**WRITTEN TASK**
Exactly reproduce all the records, keeping pictures out of the copy.

* begin *

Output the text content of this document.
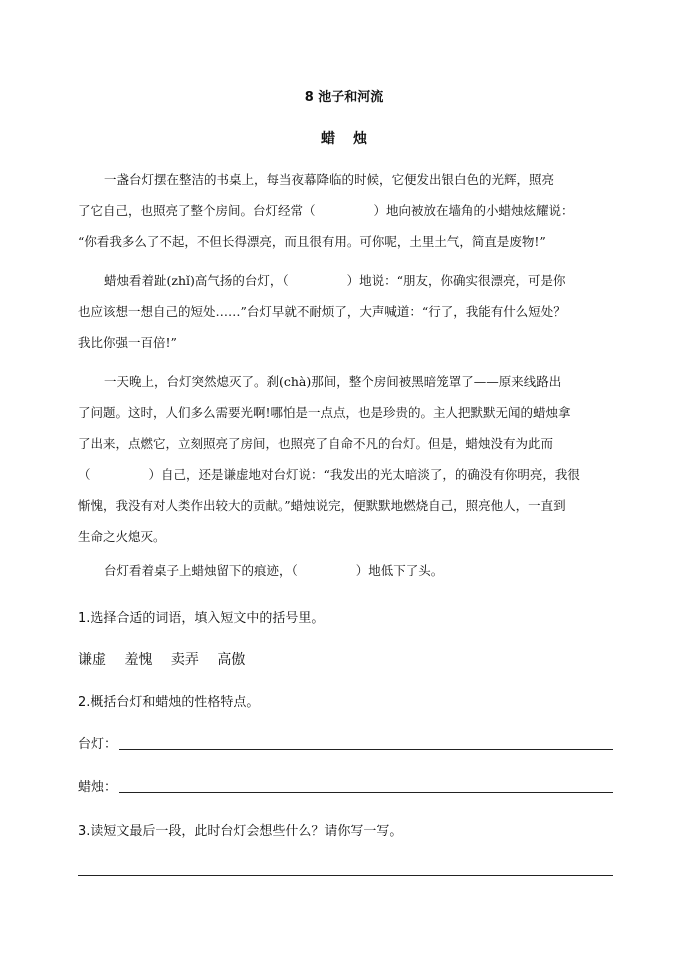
8 池子和河流
蜡烛
一盏台灯摆在整洁的书桌上，每当夜幕降临的时候，它便发出银白色的光辉，照亮
了它自己，也照亮了整个房间。台灯经常（	）地向被放在墙角的小蜡烛炫耀说：
“你看我多么了不起，不但长得漂亮，而且很有用。可你呢，土里土气，简直是废物!”
蜡烛看着趾(zhǐ)高气扬的台灯，（	）地说：“朋友，你确实很漂亮，可是你
也应该想一想自己的短处……”台灯早就不耐烦了，大声喊道：“行了，我能有什么短处？
我比你强一百倍!”
一天晚上，台灯突然熄灭了。刹(chà)那间，整个房间被黑暗笼罩了——原来线路出
了问题。这时，人们多么需要光啊!哪怕是一点点，也是珍贵的。主人把默默无闻的蜡烛拿
了出来，点燃它，立刻照亮了房间，也照亮了自命不凡的台灯。但是，蜡烛没有为此而
（	）自己，还是谦虚地对台灯说：“我发出的光太暗淡了，的确没有你明亮，我很
惭愧，我没有对人类作出较大的贡献。”蜡烛说完，便默默地燃烧自己，照亮他人，一直到
生命之火熄灭。
台灯看着桌子上蜡烛留下的痕迹，（	）地低下了头。
1.选择合适的词语，填入短文中的括号里。
谦虚 羞愧 卖弄 高傲
2.概括台灯和蜡烛的性格特点。
台灯：
蜡烛：
3.读短文最后一段，此时台灯会想些什么？请你写一写。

* end *

**SOLUTION TO THE PROBLEM**
Output the text content of this document.
8 池子和河流
蜡烛
一盏台灯摆在整洁的书桌上，每当夜幕降临的时候，它便发出银白色的光辉，照亮
了它自己，也照亮了整个房间。台灯经常（	）地向被放在墙角的小蜡烛炫耀说：
“你看我多么了不起，不但长得漂亮，而且很有用。可你呢，土里土气，简直是废物!”
蜡烛看着趾(zhǐ)高气扬的台灯，（	）地说：“朋友，你确实很漂亮，可是你
也应该想一想自己的短处……”台灯早就不耐烦了，大声喊道：“行了，我能有什么短处？
我比你强一百倍!”
一天晚上，台灯突然熄灭了。刹(chà)那间，整个房间被黑暗笼罩了——原来线路出
了问题。这时，人们多么需要光啊!哪怕是一点点，也是珍贵的。主人把默默无闻的蜡烛拿
了出来，点燃它，立刻照亮了房间，也照亮了自命不凡的台灯。但是，蜡烛没有为此而
（	）自己，还是谦虚地对台灯说：“我发出的光太暗淡了，的确没有你明亮，我很
惭愧，我没有对人类作出较大的贡献。”蜡烛说完，便默默地燃烧自己，照亮他人，一直到
生命之火熄灭。
台灯看着桌子上蜡烛留下的痕迹，（	）地低下了头。
1.选择合适的词语，填入短文中的括号里。
谦虚 羞愧 卖弄 高傲
2.概括台灯和蜡烛的性格特点。
台灯：
蜡烛：
3.读短文最后一段，此时台灯会想些什么？请你写一写。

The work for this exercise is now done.